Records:
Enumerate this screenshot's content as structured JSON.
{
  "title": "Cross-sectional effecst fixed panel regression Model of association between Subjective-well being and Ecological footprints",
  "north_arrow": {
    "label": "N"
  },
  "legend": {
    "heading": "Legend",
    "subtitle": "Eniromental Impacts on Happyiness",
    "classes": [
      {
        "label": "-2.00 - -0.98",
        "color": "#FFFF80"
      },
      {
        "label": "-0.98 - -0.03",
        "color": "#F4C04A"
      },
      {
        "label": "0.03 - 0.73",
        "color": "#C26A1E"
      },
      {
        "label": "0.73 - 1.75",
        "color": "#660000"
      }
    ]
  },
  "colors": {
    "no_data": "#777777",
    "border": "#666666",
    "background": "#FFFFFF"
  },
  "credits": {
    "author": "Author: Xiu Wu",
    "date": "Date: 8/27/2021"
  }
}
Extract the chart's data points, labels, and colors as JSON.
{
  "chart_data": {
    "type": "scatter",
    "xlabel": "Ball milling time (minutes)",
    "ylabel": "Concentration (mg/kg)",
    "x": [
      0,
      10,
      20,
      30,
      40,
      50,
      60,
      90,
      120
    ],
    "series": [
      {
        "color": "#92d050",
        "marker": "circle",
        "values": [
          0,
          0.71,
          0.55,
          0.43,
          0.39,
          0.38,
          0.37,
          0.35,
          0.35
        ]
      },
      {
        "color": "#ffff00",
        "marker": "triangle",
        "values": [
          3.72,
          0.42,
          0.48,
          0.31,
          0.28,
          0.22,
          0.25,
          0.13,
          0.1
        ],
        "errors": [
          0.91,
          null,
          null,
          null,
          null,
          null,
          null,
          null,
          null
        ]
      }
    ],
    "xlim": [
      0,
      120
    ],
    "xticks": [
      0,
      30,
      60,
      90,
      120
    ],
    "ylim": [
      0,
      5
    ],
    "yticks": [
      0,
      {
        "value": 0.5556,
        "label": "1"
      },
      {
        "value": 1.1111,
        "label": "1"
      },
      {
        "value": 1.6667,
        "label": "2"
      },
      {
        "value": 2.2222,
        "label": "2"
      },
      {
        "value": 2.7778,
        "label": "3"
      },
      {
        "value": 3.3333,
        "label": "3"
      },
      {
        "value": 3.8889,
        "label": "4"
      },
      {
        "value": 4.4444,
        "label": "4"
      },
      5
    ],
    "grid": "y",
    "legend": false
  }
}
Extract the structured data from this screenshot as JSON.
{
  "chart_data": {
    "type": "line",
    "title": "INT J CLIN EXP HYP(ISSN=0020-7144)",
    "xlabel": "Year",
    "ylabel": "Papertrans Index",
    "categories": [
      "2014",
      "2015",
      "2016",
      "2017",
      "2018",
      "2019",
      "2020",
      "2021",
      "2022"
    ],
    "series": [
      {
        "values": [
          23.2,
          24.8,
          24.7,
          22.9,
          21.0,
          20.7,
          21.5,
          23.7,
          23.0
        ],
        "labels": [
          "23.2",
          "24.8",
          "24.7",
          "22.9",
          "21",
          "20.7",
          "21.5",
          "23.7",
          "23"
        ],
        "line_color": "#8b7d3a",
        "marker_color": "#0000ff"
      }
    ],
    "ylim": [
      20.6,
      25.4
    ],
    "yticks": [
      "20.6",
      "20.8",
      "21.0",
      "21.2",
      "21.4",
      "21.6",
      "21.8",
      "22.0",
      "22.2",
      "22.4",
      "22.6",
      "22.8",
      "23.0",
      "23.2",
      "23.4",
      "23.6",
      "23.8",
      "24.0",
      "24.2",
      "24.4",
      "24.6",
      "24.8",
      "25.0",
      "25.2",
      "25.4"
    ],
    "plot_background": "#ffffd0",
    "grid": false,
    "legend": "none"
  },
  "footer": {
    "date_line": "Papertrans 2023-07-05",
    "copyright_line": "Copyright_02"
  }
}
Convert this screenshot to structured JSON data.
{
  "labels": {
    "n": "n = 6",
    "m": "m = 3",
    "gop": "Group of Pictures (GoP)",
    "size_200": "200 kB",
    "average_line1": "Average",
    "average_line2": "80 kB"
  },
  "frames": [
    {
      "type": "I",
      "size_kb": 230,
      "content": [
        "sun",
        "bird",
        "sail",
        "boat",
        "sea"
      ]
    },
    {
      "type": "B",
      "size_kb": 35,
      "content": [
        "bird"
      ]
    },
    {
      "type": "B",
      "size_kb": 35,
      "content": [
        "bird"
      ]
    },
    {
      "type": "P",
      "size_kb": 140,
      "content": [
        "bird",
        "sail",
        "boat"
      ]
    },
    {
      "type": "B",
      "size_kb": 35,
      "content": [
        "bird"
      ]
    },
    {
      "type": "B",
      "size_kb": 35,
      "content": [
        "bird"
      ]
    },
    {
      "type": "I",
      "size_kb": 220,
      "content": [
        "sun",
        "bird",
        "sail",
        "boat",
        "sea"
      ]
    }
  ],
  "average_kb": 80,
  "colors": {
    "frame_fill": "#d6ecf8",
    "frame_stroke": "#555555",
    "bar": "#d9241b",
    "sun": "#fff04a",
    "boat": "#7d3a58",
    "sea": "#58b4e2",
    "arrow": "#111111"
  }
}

## Description of the task
Repeat the material above exactly.

## Answer to the exercise
Enumerate this screenshot's content as structured JSON.
{
  "title": "Cross-sectional effecst fixed panel regression Model of association between Subjective-well being and Ecological footprints",
  "north_arrow": {
    "label": "N"
  },
  "legend": {
    "heading": "Legend",
    "subtitle": "Eniromental Impacts on Happyiness",
    "classes": [
      {
        "label": "-2.00 - -0.98",
        "color": "#FFFF80"
      },
      {
        "label": "-0.98 - -0.03",
        "color": "#F4C04A"
      },
      {
        "label": "0.03 - 0.73",
        "color": "#C26A1E"
      },
      {
        "label": "0.73 - 1.75",
        "color": "#660000"
      }
    ]
  },
  "colors": {
    "no_data": "#777777",
    "border": "#666666",
    "background": "#FFFFFF"
  },
  "credits": {
    "author": "Author: Xiu Wu",
    "date": "Date: 8/27/2021"
  }
}
Extract the chart's data points, labels, and colors as JSON.
{
  "chart_data": {
    "type": "scatter",
    "xlabel": "Ball milling time (minutes)",
    "ylabel": "Concentration (mg/kg)",
    "x": [
      0,
      10,
      20,
      30,
      40,
      50,
      60,
      90,
      120
    ],
    "series": [
      {
        "color": "#92d050",
        "marker": "circle",
        "values": [
          0,
          0.71,
          0.55,
          0.43,
          0.39,
          0.38,
          0.37,
          0.35,
          0.35
        ]
      },
      {
        "color": "#ffff00",
        "marker": "triangle",
        "values": [
          3.72,
          0.42,
          0.48,
          0.31,
          0.28,
          0.22,
          0.25,
          0.13,
          0.1
        ],
        "errors": [
          0.91,
          null,
          null,
          null,
          null,
          null,
          null,
          null,
          null
        ]
      }
    ],
    "xlim": [
      0,
      120
    ],
    "xticks": [
      0,
      30,
      60,
      90,
      120
    ],
    "ylim": [
      0,
      5
    ],
    "yticks": [
      0,
      {
        "value": 0.5556,
        "label": "1"
      },
      {
        "value": 1.1111,
        "label": "1"
      },
      {
        "value": 1.6667,
        "label": "2"
      },
      {
        "value": 2.2222,
        "label": "2"
      },
      {
        "value": 2.7778,
        "label": "3"
      },
      {
        "value": 3.3333,
        "label": "3"
      },
      {
        "value": 3.8889,
        "label": "4"
      },
      {
        "value": 4.4444,
        "label": "4"
      },
      5
    ],
    "grid": "y",
    "legend": false
  }
}
Extract the structured data from this screenshot as JSON.
{
  "chart_data": {
    "type": "line",
    "title": "INT J CLIN EXP HYP(ISSN=0020-7144)",
    "xlabel": "Year",
    "ylabel": "Papertrans Index",
    "categories": [
      "2014",
      "2015",
      "2016",
      "2017",
      "2018",
      "2019",
      "2020",
      "2021",
      "2022"
    ],
    "series": [
      {
        "values": [
          23.2,
          24.8,
          24.7,
          22.9,
          21.0,
          20.7,
          21.5,
          23.7,
          23.0
        ],
        "labels": [
          "23.2",
          "24.8",
          "24.7",
          "22.9",
          "21",
          "20.7",
          "21.5",
          "23.7",
          "23"
        ],
        "line_color": "#8b7d3a",
        "marker_color": "#0000ff"
      }
    ],
    "ylim": [
      20.6,
      25.4
    ],
    "yticks": [
      "20.6",
      "20.8",
      "21.0",
      "21.2",
      "21.4",
      "21.6",
      "21.8",
      "22.0",
      "22.2",
      "22.4",
      "22.6",
      "22.8",
      "23.0",
      "23.2",
      "23.4",
      "23.6",
      "23.8",
      "24.0",
      "24.2",
      "24.4",
      "24.6",
      "24.8",
      "25.0",
      "25.2",
      "25.4"
    ],
    "plot_background": "#ffffd0",
    "grid": false,
    "legend": "none"
  },
  "footer": {
    "date_line": "Papertrans 2023-07-05",
    "copyright_line": "Copyright_02"
  }
}
Convert this screenshot to structured JSON data.
{
  "labels": {
    "n": "n = 6",
    "m": "m = 3",
    "gop": "Group of Pictures (GoP)",
    "size_200": "200 kB",
    "average_line1": "Average",
    "average_line2": "80 kB"
  },
  "frames": [
    {
      "type": "I",
      "size_kb": 230,
      "content": [
        "sun",
        "bird",
        "sail",
        "boat",
        "sea"
      ]
    },
    {
      "type": "B",
      "size_kb": 35,
      "content": [
        "bird"
      ]
    },
    {
      "type": "B",
      "size_kb": 35,
      "content": [
        "bird"
      ]
    },
    {
      "type": "P",
      "size_kb": 140,
      "content": [
        "bird",
        "sail",
        "boat"
      ]
    },
    {
      "type": "B",
      "size_kb": 35,
      "content": [
        "bird"
      ]
    },
    {
      "type": "B",
      "size_kb": 35,
      "content": [
        "bird"
      ]
    },
    {
      "type": "I",
      "size_kb": 220,
      "content": [
        "sun",
        "bird",
        "sail",
        "boat",
        "sea"
      ]
    }
  ],
  "average_kb": 80,
  "colors": {
    "frame_fill": "#d6ecf8",
    "frame_stroke": "#555555",
    "bar": "#d9241b",
    "sun": "#fff04a",
    "boat": "#7d3a58",
    "sea": "#58b4e2",
    "arrow": "#111111"
  }
}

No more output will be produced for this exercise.